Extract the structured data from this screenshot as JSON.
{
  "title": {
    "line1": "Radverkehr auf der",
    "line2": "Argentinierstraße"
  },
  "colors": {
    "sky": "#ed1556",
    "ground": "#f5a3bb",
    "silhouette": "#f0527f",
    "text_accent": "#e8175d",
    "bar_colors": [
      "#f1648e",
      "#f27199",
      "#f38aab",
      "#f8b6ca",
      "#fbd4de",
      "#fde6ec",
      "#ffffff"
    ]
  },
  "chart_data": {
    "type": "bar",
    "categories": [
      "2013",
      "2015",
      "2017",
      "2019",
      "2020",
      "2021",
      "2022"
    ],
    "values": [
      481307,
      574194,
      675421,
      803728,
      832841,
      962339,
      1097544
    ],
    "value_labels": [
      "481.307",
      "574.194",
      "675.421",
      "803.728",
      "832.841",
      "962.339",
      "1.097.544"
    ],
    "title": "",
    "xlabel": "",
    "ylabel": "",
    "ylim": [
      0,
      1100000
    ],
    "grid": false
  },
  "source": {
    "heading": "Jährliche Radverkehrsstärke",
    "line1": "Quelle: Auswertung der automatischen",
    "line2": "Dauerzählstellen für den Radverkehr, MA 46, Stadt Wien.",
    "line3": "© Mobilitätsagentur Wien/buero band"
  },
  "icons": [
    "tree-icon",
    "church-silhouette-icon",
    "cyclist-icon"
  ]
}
_ _ _ _ _ _ _
__What is needed__
Write out the data again, exactly and in full.

__Written answer__
Extract the structured data from this screenshot as JSON.
{
  "title": {
    "line1": "Radverkehr auf der",
    "line2": "Argentinierstraße"
  },
  "colors": {
    "sky": "#ed1556",
    "ground": "#f5a3bb",
    "silhouette": "#f0527f",
    "text_accent": "#e8175d",
    "bar_colors": [
      "#f1648e",
      "#f27199",
      "#f38aab",
      "#f8b6ca",
      "#fbd4de",
      "#fde6ec",
      "#ffffff"
    ]
  },
  "chart_data": {
    "type": "bar",
    "categories": [
      "2013",
      "2015",
      "2017",
      "2019",
      "2020",
      "2021",
      "2022"
    ],
    "values": [
      481307,
      574194,
      675421,
      803728,
      832841,
      962339,
      1097544
    ],
    "value_labels": [
      "481.307",
      "574.194",
      "675.421",
      "803.728",
      "832.841",
      "962.339",
      "1.097.544"
    ],
    "title": "",
    "xlabel": "",
    "ylabel": "",
    "ylim": [
      0,
      1100000
    ],
    "grid": false
  },
  "source": {
    "heading": "Jährliche Radverkehrsstärke",
    "line1": "Quelle: Auswertung der automatischen",
    "line2": "Dauerzählstellen für den Radverkehr, MA 46, Stadt Wien.",
    "line3": "© Mobilitätsagentur Wien/buero band"
  },
  "icons": [
    "tree-icon",
    "church-silhouette-icon",
    "cyclist-icon"
  ]
}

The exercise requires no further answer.